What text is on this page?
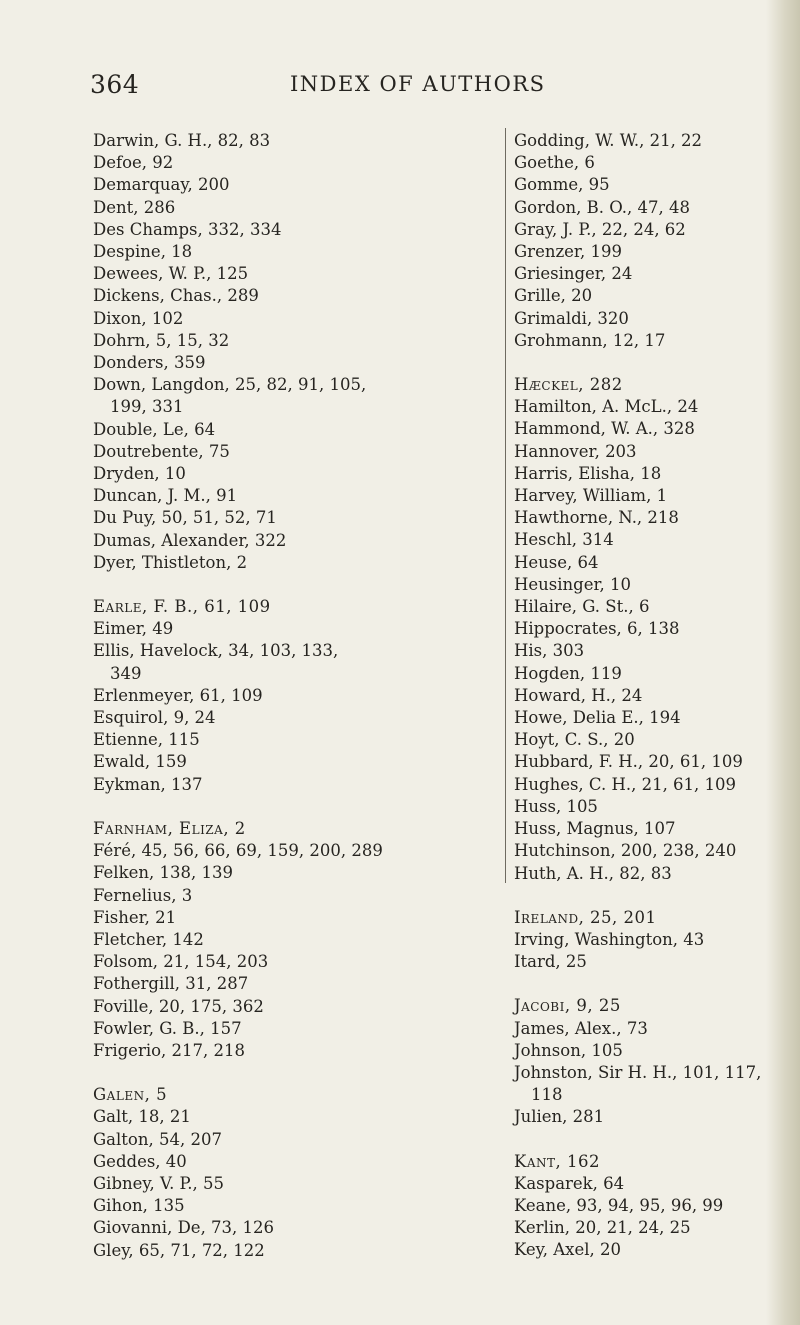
364	INDEX OF AUTHORS
Darwin, G. H., 82, 83
Defoe, 92
Demarquay, 200
Dent, 286
Des Champs, 332, 334
Despine, 18
Dewees, W. P., 125
Dickens, Chas., 289
Dixon, 102
Dohrn, 5, 15, 32
Donders, 359
Down, Langdon, 25, 82, 91, 105,
199, 331
Double, Le, 64
Doutrebente, 75
Dryden, 10
Duncan, J. M., 91
Du Puy, 50, 51, 52, 71
Dumas, Alexander, 322
Dyer, Thistleton, 2
Earle, F. B., 61, 109
Eimer, 49
Ellis, Havelock, 34, 103, 133,
349
Erlenmeyer, 61, 109
Esquirol, 9, 24
Etienne, 115
Ewald, 159
Eykman, 137
Farnham, Eliza, 2
Féré, 45, 56, 66, 69, 159, 200, 289
Felken, 138, 139
Fernelius, 3
Fisher, 21
Fletcher, 142
Folsom, 21, 154, 203
Fothergill, 31, 287
Foville, 20, 175, 362
Fowler, G. B., 157
Frigerio, 217, 218
Galen, 5
Galt, 18, 21
Galton, 54, 207
Geddes, 40
Gibney, V. P., 55
Gihon, 135
Giovanni, De, 73, 126
Gley, 65, 71, 72, 122
Godding, W. W., 21, 22
Goethe, 6
Gomme, 95
Gordon, B. O., 47, 48
Gray, J. P., 22, 24, 62
Grenzer, 199
Griesinger, 24
Grille, 20
Grimaldi, 320
Grohmann, 12, 17
Hæckel, 282
Hamilton, A. McL., 24
Hammond, W. A., 328
Hannover, 203
Harris, Elisha, 18
Harvey, William, 1
Hawthorne, N., 218
Heschl, 314
Heuse, 64
Heusinger, 10
Hilaire, G. St., 6
Hippocrates, 6, 138
His, 303
Hogden, 119
Howard, H., 24
Howe, Delia E., 194
Hoyt, C. S., 20
Hubbard, F. H., 20, 61, 109
Hughes, C. H., 21, 61, 109
Huss, 105
Huss, Magnus, 107
Hutchinson, 200, 238, 240
Huth, A. H., 82, 83
Ireland, 25, 201
Irving, Washington, 43
Itard, 25
Jacobi, 9, 25
James, Alex., 73
Johnson, 105
Johnston, Sir H. H., 101, 117,
118
Julien, 281
Kant, 162
Kasparek, 64
Keane, 93, 94, 95, 96, 99
Kerlin, 20, 21, 24, 25
Key, Axel, 20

▸ **Problem**:
Write out all the entries word for word, but skip any images.

▸ **Task response**:
What text is on this page?
364	INDEX OF AUTHORS
Darwin, G. H., 82, 83
Defoe, 92
Demarquay, 200
Dent, 286
Des Champs, 332, 334
Despine, 18
Dewees, W. P., 125
Dickens, Chas., 289
Dixon, 102
Dohrn, 5, 15, 32
Donders, 359
Down, Langdon, 25, 82, 91, 105,
199, 331
Double, Le, 64
Doutrebente, 75
Dryden, 10
Duncan, J. M., 91
Du Puy, 50, 51, 52, 71
Dumas, Alexander, 322
Dyer, Thistleton, 2
Earle, F. B., 61, 109
Eimer, 49
Ellis, Havelock, 34, 103, 133,
349
Erlenmeyer, 61, 109
Esquirol, 9, 24
Etienne, 115
Ewald, 159
Eykman, 137
Farnham, Eliza, 2
Féré, 45, 56, 66, 69, 159, 200, 289
Felken, 138, 139
Fernelius, 3
Fisher, 21
Fletcher, 142
Folsom, 21, 154, 203
Fothergill, 31, 287
Foville, 20, 175, 362
Fowler, G. B., 157
Frigerio, 217, 218
Galen, 5
Galt, 18, 21
Galton, 54, 207
Geddes, 40
Gibney, V. P., 55
Gihon, 135
Giovanni, De, 73, 126
Gley, 65, 71, 72, 122
Godding, W. W., 21, 22
Goethe, 6
Gomme, 95
Gordon, B. O., 47, 48
Gray, J. P., 22, 24, 62
Grenzer, 199
Griesinger, 24
Grille, 20
Grimaldi, 320
Grohmann, 12, 17
Hæckel, 282
Hamilton, A. McL., 24
Hammond, W. A., 328
Hannover, 203
Harris, Elisha, 18
Harvey, William, 1
Hawthorne, N., 218
Heschl, 314
Heuse, 64
Heusinger, 10
Hilaire, G. St., 6
Hippocrates, 6, 138
His, 303
Hogden, 119
Howard, H., 24
Howe, Delia E., 194
Hoyt, C. S., 20
Hubbard, F. H., 20, 61, 109
Hughes, C. H., 21, 61, 109
Huss, 105
Huss, Magnus, 107
Hutchinson, 200, 238, 240
Huth, A. H., 82, 83
Ireland, 25, 201
Irving, Washington, 43
Itard, 25
Jacobi, 9, 25
James, Alex., 73
Johnson, 105
Johnston, Sir H. H., 101, 117,
118
Julien, 281
Kant, 162
Kasparek, 64
Keane, 93, 94, 95, 96, 99
Kerlin, 20, 21, 24, 25
Key, Axel, 20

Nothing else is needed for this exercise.